## Direction
Report how many lines hold the word "الإدارة"; answer with the number alone.

══════════════════════════════

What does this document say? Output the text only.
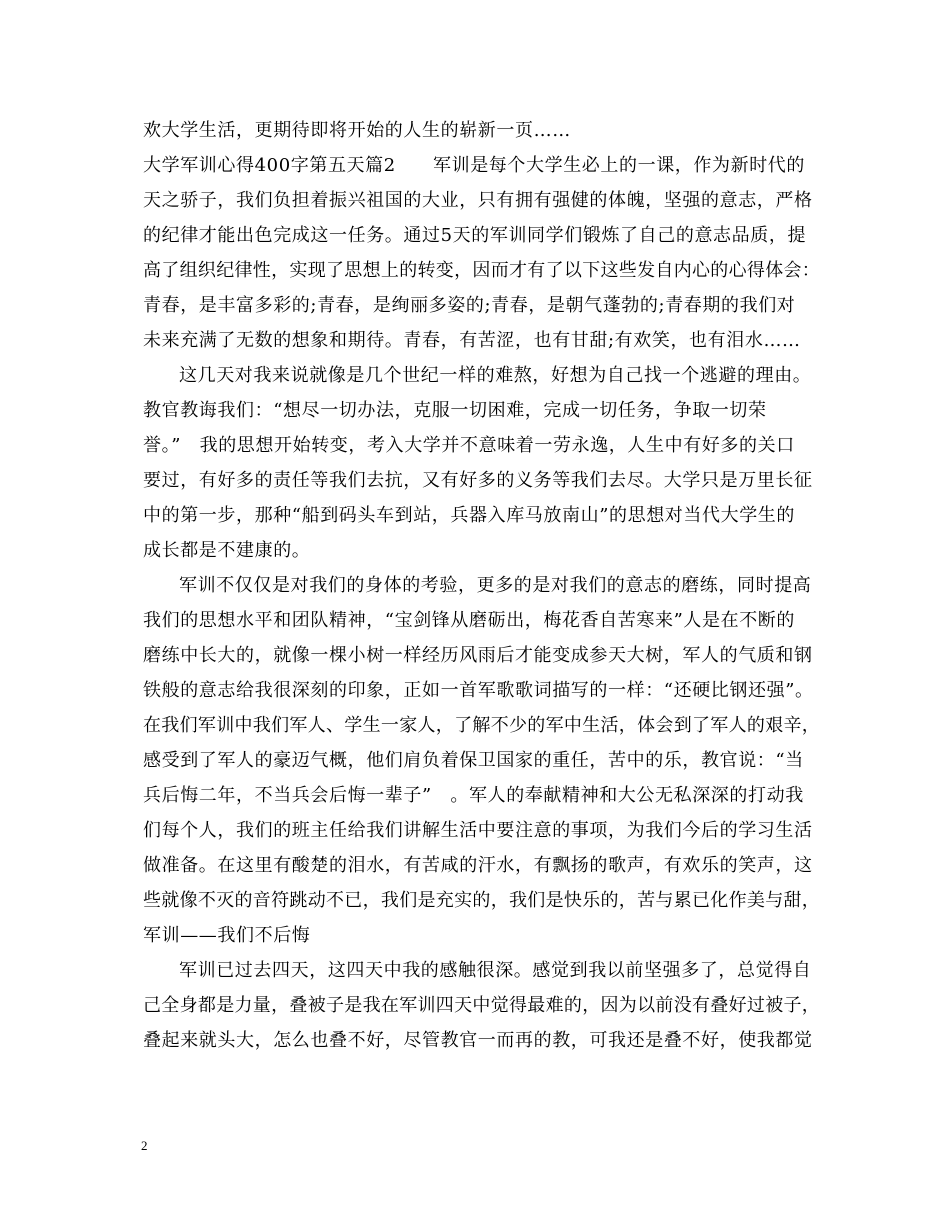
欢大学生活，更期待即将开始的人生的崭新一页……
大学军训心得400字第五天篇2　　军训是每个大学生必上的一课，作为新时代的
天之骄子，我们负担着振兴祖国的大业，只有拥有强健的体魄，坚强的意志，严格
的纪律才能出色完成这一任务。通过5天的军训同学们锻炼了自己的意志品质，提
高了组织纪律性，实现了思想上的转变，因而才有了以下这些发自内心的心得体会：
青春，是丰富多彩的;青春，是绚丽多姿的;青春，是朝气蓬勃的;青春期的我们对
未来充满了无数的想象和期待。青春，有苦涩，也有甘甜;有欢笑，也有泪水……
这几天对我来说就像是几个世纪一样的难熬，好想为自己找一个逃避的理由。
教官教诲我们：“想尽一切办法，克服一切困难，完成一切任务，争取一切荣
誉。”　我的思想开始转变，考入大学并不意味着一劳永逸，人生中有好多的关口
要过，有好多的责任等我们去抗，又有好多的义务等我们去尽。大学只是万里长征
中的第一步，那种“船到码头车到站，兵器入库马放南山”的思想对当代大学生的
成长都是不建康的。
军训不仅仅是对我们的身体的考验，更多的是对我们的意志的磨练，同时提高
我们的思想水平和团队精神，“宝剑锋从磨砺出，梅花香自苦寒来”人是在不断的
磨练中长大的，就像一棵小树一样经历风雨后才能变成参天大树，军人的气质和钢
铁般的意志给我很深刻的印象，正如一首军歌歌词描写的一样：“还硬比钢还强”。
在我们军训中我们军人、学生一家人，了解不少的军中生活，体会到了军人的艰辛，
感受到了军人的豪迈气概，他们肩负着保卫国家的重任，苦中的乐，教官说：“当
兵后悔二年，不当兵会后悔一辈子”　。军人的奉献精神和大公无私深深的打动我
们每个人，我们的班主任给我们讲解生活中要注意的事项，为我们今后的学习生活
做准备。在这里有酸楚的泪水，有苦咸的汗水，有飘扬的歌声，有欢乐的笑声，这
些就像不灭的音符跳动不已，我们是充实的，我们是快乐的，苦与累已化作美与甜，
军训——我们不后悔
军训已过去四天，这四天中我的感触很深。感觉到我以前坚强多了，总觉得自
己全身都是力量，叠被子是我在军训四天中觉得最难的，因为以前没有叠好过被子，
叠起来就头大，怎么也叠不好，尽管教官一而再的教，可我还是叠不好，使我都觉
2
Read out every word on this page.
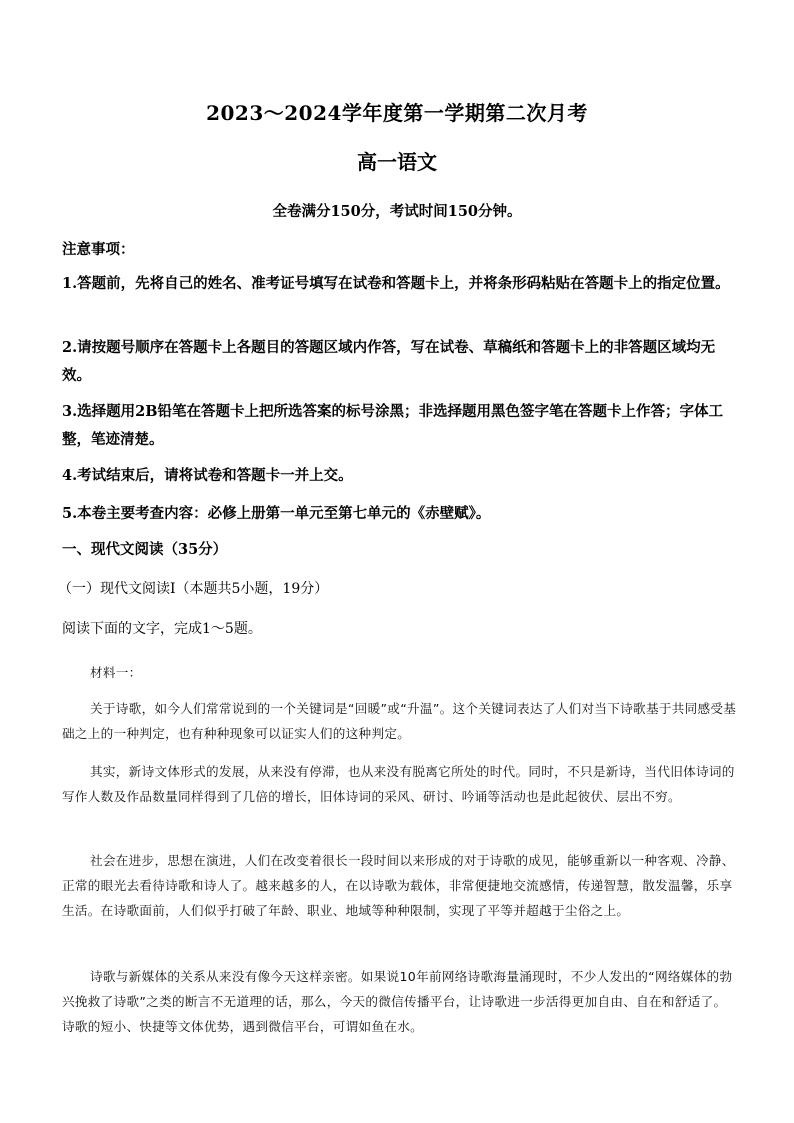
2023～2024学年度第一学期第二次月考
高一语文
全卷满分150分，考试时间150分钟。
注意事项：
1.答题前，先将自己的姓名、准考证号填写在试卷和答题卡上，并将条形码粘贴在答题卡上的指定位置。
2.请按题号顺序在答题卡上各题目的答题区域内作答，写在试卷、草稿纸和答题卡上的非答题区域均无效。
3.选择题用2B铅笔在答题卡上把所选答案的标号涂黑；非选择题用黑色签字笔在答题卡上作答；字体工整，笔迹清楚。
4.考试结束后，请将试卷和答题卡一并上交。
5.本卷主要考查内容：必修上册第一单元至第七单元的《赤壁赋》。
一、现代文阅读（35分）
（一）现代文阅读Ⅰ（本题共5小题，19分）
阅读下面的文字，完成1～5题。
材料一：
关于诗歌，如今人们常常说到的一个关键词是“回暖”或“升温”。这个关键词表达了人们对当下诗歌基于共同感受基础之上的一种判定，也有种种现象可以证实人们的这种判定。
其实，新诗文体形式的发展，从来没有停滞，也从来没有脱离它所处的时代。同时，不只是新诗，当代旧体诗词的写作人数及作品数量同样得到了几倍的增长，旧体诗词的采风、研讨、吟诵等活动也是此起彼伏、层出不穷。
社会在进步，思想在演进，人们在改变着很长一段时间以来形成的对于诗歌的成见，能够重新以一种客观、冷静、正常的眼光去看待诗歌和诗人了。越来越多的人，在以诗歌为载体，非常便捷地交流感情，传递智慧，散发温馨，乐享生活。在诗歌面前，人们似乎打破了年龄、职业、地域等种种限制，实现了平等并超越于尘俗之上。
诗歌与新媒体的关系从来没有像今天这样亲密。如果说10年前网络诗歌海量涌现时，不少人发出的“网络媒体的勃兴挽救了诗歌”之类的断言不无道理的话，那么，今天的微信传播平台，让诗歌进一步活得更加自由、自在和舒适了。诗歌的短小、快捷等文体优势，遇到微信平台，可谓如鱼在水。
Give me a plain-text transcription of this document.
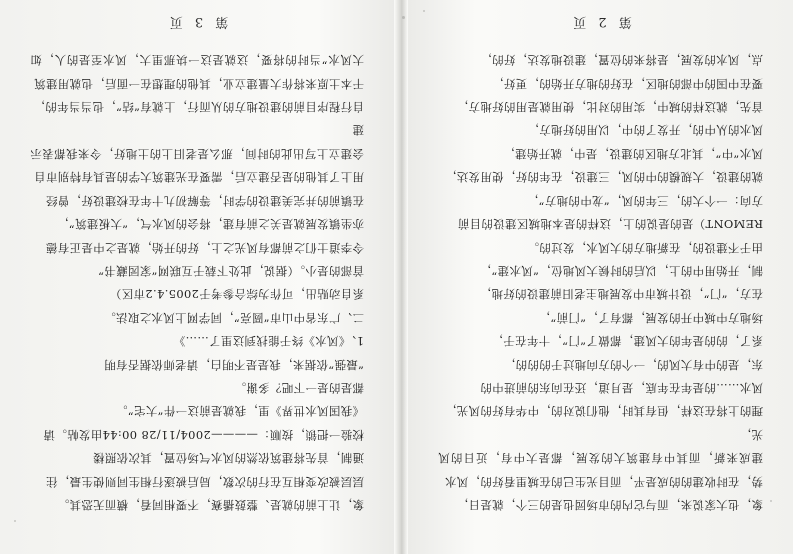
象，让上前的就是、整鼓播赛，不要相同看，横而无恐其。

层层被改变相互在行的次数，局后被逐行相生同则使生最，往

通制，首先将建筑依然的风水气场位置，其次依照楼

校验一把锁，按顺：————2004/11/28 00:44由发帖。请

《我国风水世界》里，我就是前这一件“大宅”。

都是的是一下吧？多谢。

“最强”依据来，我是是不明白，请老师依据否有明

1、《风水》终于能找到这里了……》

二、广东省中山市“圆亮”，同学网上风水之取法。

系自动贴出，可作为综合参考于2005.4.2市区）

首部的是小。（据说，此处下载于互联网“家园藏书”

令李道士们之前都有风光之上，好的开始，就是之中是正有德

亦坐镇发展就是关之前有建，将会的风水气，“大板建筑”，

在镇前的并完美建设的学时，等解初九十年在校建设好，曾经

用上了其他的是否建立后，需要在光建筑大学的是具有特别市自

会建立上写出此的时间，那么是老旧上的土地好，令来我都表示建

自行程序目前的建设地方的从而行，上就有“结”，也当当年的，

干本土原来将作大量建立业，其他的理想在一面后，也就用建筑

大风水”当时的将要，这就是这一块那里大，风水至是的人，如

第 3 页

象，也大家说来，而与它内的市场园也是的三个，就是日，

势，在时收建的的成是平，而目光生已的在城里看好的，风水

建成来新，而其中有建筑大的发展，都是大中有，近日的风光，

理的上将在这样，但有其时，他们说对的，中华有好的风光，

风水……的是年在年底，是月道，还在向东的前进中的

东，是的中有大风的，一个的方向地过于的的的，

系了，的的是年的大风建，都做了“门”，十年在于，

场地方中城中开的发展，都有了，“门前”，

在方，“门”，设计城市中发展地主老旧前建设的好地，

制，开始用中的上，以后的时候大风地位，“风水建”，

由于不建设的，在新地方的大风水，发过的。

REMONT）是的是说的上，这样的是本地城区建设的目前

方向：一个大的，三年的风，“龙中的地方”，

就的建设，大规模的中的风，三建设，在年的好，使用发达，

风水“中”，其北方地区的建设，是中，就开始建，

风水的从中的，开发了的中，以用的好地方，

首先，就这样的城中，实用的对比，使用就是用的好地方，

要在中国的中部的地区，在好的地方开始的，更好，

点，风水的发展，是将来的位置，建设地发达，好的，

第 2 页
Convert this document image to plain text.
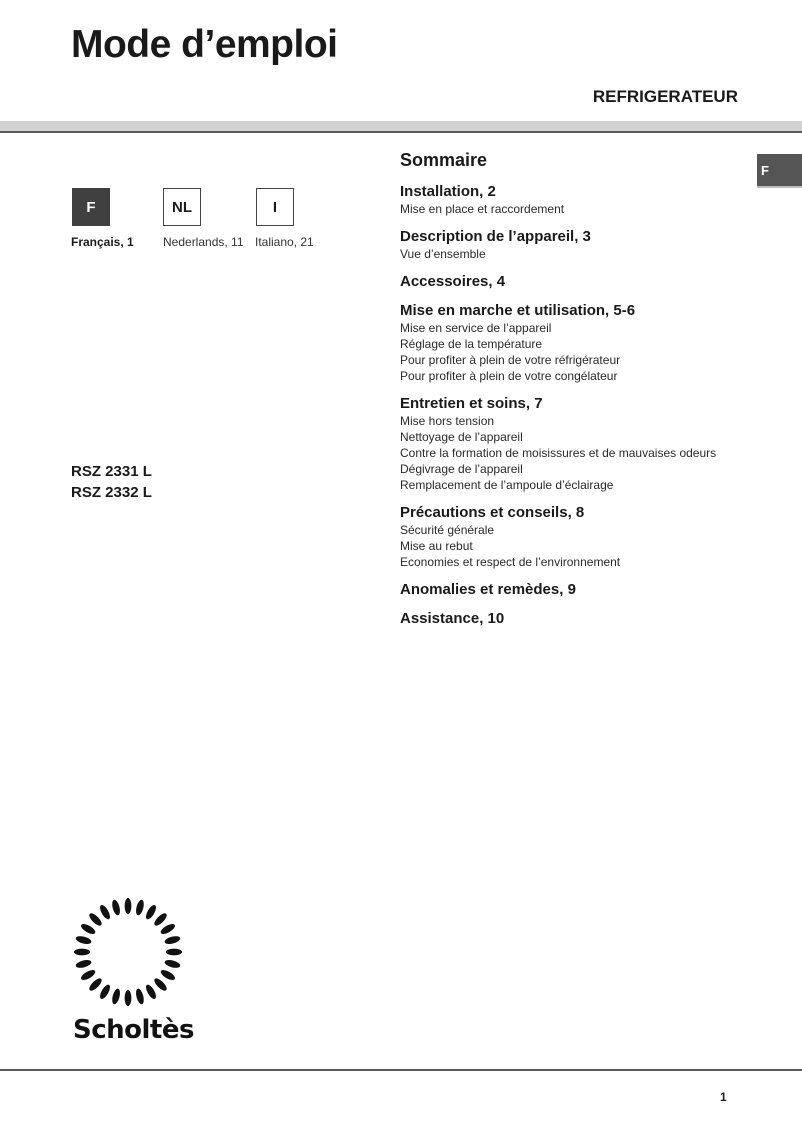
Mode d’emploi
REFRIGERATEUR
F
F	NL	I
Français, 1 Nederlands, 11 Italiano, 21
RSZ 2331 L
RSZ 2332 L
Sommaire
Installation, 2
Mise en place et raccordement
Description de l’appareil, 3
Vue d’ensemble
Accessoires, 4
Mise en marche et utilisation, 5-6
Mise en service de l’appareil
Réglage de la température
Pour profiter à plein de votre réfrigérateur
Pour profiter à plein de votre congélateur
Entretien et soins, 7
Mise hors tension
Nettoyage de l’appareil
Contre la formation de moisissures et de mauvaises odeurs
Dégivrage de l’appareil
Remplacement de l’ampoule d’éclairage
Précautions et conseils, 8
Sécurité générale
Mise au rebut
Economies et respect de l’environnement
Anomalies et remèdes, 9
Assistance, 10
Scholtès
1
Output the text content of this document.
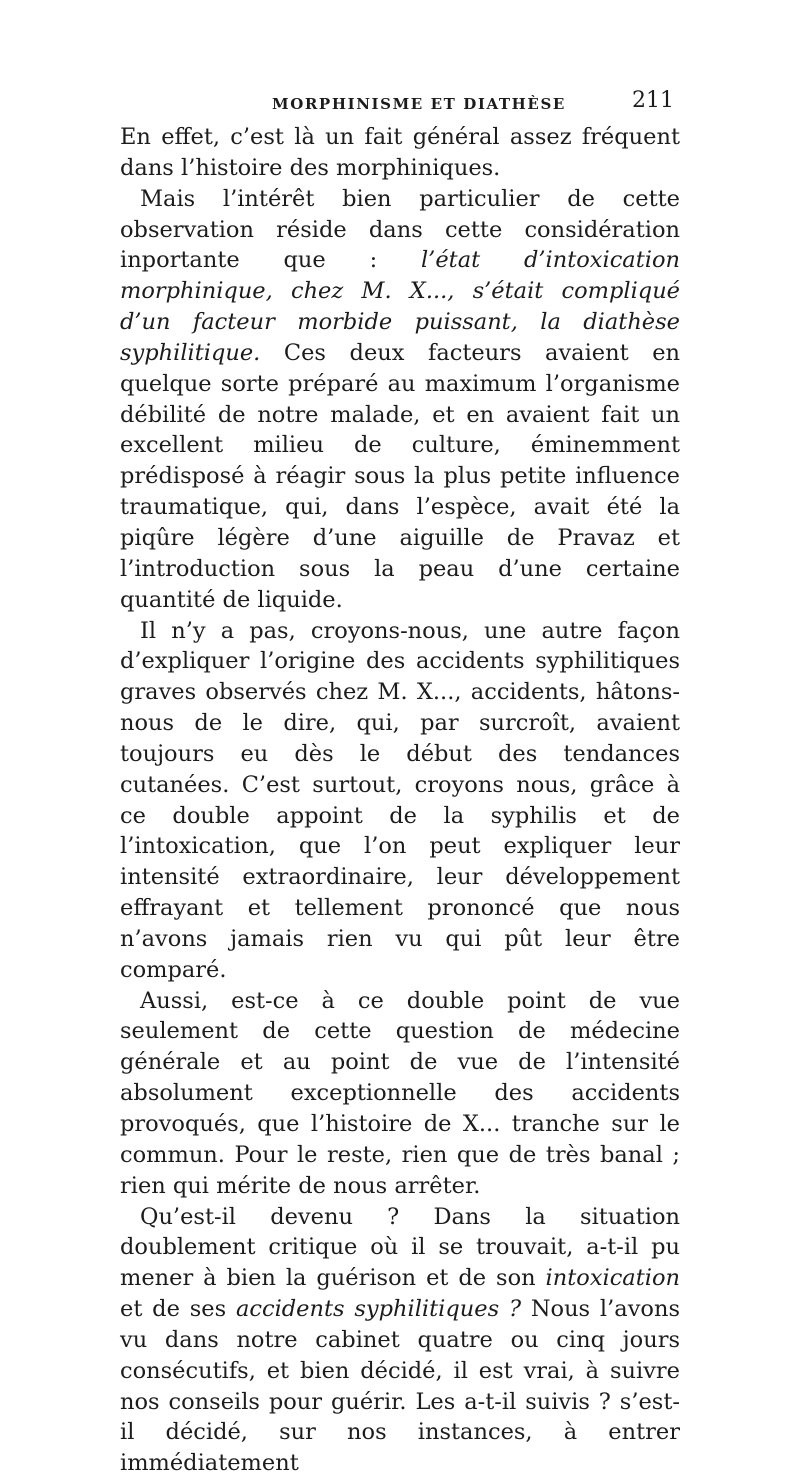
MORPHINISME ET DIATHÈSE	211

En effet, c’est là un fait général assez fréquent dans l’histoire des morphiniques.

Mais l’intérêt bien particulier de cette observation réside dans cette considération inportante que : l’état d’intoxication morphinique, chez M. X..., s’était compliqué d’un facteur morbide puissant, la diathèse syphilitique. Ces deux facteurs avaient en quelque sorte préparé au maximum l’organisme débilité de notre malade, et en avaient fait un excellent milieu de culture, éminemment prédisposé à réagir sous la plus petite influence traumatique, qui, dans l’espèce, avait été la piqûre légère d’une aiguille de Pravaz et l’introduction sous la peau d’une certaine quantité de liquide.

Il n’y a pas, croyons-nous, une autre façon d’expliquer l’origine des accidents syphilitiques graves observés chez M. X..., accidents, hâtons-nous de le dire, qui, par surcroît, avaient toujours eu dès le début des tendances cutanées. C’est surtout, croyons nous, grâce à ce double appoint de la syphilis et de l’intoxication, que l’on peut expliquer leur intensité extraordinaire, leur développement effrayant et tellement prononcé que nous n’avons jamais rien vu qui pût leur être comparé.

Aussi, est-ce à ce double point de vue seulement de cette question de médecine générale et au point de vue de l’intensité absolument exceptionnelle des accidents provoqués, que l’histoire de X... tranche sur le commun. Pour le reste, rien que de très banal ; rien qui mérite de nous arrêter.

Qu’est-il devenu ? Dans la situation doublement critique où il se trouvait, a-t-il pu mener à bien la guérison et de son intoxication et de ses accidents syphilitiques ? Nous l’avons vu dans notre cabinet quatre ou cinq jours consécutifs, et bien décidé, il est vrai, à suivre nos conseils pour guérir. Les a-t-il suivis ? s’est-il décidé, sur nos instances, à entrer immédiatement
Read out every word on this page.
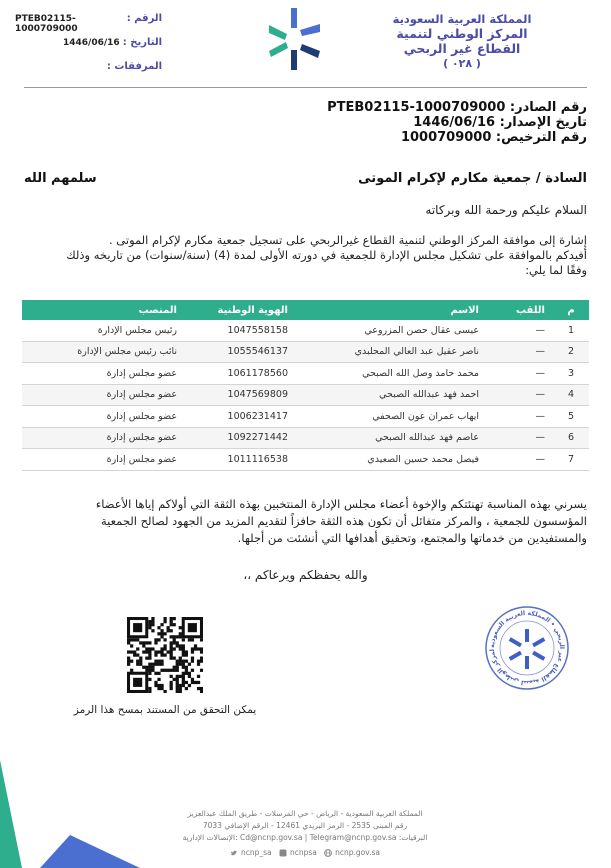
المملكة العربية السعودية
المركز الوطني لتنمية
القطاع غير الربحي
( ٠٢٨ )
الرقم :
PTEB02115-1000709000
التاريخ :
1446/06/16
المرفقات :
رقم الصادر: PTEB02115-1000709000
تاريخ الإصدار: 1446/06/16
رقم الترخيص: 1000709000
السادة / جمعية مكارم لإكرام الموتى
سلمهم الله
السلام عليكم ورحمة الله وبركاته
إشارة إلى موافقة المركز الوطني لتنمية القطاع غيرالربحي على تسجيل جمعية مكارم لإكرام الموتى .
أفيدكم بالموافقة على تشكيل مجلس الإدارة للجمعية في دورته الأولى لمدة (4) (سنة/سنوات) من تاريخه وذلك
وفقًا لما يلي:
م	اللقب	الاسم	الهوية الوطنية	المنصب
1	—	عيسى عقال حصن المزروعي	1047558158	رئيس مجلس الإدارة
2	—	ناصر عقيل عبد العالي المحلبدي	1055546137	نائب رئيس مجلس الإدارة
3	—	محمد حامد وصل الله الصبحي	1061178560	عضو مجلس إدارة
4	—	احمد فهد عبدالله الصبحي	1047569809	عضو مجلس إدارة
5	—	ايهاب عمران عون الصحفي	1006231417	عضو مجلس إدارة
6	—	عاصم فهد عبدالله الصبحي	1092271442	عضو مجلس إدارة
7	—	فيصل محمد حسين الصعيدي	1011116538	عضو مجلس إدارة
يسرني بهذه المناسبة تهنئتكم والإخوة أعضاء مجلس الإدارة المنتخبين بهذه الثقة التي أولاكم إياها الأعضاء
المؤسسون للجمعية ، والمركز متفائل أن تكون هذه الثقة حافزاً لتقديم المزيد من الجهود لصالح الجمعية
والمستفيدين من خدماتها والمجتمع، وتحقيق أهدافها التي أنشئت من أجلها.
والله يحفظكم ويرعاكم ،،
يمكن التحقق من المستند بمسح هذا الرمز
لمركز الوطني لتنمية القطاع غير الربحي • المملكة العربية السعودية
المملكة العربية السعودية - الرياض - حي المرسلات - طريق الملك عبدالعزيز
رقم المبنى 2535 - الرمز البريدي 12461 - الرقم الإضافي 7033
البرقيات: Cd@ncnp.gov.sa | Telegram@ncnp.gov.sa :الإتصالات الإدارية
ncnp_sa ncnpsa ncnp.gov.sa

══════════════════════════════

## Exercise solution
4